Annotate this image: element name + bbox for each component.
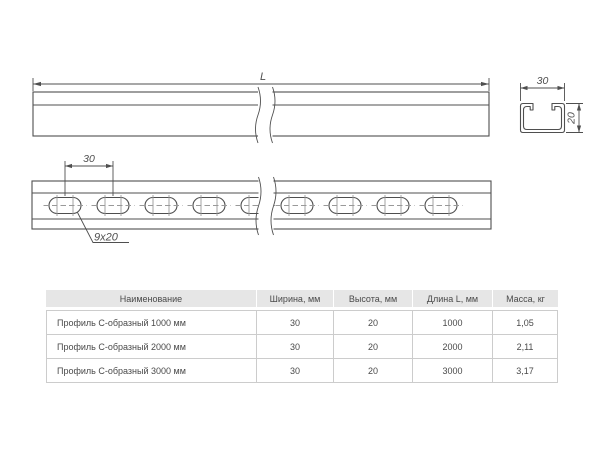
spec-table-header <box>46 290 558 307</box>
cell-length: 2000 <box>412 335 492 358</box>
table-row <box>47 334 557 358</box>
cell-height: 20 <box>333 359 412 382</box>
length-dimension-label: L <box>259 71 267 83</box>
section-width-label: 30 <box>536 75 549 87</box>
table-row <box>47 358 557 382</box>
spec-table-body <box>46 310 558 383</box>
slot-holes <box>44 195 463 216</box>
cell-length: 1000 <box>412 311 492 334</box>
header-cell-length: Длина L, мм <box>412 290 492 307</box>
hole-size-label: 9x20 <box>94 231 118 244</box>
section-height-dimension <box>566 104 584 133</box>
header-cell-name: Наименование <box>119 293 183 304</box>
cell-name: Профиль С-образный 1000 мм <box>57 317 186 328</box>
cell-width: 30 <box>256 335 333 358</box>
profile-bottom-view <box>32 153 491 244</box>
cell-width: 30 <box>256 311 333 334</box>
break-symbol-side-view <box>256 87 276 143</box>
table-row <box>47 311 557 334</box>
cross-section-view <box>521 75 584 133</box>
header-cell-mass: Масса, кг <box>492 290 558 307</box>
c-profile-outline <box>521 104 565 133</box>
cell-width: 30 <box>256 359 333 382</box>
section-width-dimension <box>521 75 565 101</box>
cell-length: 3000 <box>412 359 492 382</box>
break-symbol-bottom-view <box>256 176 276 235</box>
hole-spacing-label: 30 <box>83 153 95 165</box>
header-cell-height: Высота, мм <box>333 290 412 307</box>
hole-size-callout <box>78 213 130 244</box>
cell-mass: 1,05 <box>492 311 557 334</box>
cell-height: 20 <box>333 335 412 358</box>
cell-mass: 3,17 <box>492 359 557 382</box>
header-cell-width: Ширина, мм <box>256 290 333 307</box>
section-height-label: 20 <box>565 112 578 124</box>
cell-height: 20 <box>333 311 412 334</box>
spec-table <box>46 290 558 383</box>
cell-mass: 2,11 <box>492 335 557 358</box>
cell-name: Профиль С-образный 3000 мм <box>57 365 186 376</box>
hole-spacing-dimension <box>65 153 113 196</box>
cell-name: Профиль С-образный 2000 мм <box>57 341 186 352</box>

________________________________________

Arrange the lines of the material above as a numbered list, omitting any blank lines. Leave the picture out of your answer.

**Correct result:**
1. Annotate this image: element name + bbox for each component.
2. spec-table-header <box>46 290 558 307</box>
3. cell-length: 2000 <box>412 335 492 358</box>
4. table-row <box>47 334 557 358</box>
5. cell-height: 20 <box>333 359 412 382</box>
6. length-dimension-label: L <box>259 71 267 83</box>
7. section-width-label: 30 <box>536 75 549 87</box>
8. table-row <box>47 358 557 382</box>
9. spec-table-body <box>46 310 558 383</box>
10. slot-holes <box>44 195 463 216</box>
11. cell-length: 1000 <box>412 311 492 334</box>
12. header-cell-length: Длина L, мм <box>412 290 492 307</box>
13. hole-size-label: 9x20 <box>94 231 118 244</box>
14. section-height-dimension <box>566 104 584 133</box>
15. header-cell-name: Наименование <box>119 293 183 304</box>
16. cell-name: Профиль С-образный 1000 мм <box>57 317 186 328</box>
17. cell-width: 30 <box>256 335 333 358</box>
18. profile-bottom-view <box>32 153 491 244</box>
19. cell-width: 30 <box>256 311 333 334</box>
20. break-symbol-side-view <box>256 87 276 143</box>
21. table-row <box>47 311 557 334</box>
22. cross-section-view <box>521 75 584 133</box>
23. header-cell-mass: Масса, кг <box>492 290 558 307</box>
24. c-profile-outline <box>521 104 565 133</box>
25. cell-width: 30 <box>256 359 333 382</box>
26. section-width-dimension <box>521 75 565 101</box>
27. cell-length: 3000 <box>412 359 492 382</box>
28. break-symbol-bottom-view <box>256 176 276 235</box>
29. hole-spacing-label: 30 <box>83 153 95 165</box>
30. header-cell-height: Высота, мм <box>333 290 412 307</box>
31. hole-size-callout <box>78 213 130 244</box>
32. cell-mass: 1,05 <box>492 311 557 334</box>
33. cell-height: 20 <box>333 335 412 358</box>
34. cell-mass: 3,17 <box>492 359 557 382</box>
35. header-cell-width: Ширина, мм <box>256 290 333 307</box>
36. section-height-label: 20 <box>565 112 578 124</box>
37. cell-height: 20 <box>333 311 412 334</box>
38. spec-table <box>46 290 558 383</box>
39. cell-mass: 2,11 <box>492 335 557 358</box>
40. cell-name: Профиль С-образный 3000 мм <box>57 365 186 376</box>
41. hole-spacing-dimension <box>65 153 113 196</box>
42. cell-name: Профиль С-образный 2000 мм <box>57 341 186 352</box>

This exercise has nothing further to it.